Check every line below for the string "onze", and copy the lines that contain it.

(Stored data entries)
+ + + + + + +

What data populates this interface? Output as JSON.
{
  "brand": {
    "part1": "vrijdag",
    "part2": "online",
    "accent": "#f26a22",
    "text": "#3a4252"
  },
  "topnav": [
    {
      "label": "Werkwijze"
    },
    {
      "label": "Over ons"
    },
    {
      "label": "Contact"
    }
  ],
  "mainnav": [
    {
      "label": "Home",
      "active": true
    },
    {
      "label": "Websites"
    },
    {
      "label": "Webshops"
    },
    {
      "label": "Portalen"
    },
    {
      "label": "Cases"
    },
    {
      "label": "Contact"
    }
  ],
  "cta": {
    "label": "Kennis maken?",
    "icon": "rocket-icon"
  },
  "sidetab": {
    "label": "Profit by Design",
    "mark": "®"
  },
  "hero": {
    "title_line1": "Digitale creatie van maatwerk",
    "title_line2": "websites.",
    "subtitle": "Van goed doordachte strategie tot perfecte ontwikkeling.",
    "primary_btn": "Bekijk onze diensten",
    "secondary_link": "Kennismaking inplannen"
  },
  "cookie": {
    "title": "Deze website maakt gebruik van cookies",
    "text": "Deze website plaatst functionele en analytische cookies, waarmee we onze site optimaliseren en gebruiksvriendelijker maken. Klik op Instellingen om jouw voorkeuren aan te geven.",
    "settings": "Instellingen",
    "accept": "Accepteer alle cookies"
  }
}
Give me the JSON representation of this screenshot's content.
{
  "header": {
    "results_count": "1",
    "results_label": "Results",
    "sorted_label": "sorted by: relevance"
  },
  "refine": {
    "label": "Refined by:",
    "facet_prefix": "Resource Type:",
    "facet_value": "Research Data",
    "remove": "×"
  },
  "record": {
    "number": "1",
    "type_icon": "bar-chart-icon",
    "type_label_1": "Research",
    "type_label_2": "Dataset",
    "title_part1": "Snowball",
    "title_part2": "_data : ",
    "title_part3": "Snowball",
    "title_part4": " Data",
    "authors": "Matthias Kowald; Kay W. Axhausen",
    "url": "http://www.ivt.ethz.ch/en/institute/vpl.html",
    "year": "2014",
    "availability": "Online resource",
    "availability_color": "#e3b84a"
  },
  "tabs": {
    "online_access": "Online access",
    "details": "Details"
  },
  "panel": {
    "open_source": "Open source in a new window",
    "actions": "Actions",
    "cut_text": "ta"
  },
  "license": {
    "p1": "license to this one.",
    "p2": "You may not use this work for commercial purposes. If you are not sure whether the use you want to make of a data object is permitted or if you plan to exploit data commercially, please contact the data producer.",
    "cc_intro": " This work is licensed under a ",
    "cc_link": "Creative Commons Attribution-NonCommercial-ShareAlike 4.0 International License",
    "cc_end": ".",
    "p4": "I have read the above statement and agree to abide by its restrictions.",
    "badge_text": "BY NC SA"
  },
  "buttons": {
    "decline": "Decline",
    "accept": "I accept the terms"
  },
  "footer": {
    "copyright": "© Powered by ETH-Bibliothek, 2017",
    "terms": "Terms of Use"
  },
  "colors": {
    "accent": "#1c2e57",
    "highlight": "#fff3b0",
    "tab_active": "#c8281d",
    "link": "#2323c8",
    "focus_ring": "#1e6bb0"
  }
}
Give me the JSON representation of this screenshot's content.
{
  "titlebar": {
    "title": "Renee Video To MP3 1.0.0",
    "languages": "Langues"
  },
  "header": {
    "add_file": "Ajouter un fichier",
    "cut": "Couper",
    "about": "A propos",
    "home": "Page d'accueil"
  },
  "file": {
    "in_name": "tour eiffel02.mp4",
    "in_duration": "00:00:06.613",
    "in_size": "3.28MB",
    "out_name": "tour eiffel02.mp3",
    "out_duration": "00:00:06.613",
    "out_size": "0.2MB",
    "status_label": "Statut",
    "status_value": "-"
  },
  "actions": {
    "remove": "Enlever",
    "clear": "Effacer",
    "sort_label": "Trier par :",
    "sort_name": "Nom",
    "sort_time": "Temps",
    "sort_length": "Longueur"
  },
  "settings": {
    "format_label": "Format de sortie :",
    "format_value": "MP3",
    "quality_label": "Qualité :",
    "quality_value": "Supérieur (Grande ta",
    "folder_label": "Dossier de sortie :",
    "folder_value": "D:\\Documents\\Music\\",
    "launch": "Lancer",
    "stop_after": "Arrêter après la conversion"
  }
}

+ + + + + + +

RESULT OF THIS EXERCISE:
    "primary_btn": "Bekijk onze diensten",
    "text": "Deze website plaatst functionele en analytische cookies, waarmee we onze site optimaliseren en gebruiksvriendelijker maken. Klik op Instellingen om jouw voorkeuren aan te geven.",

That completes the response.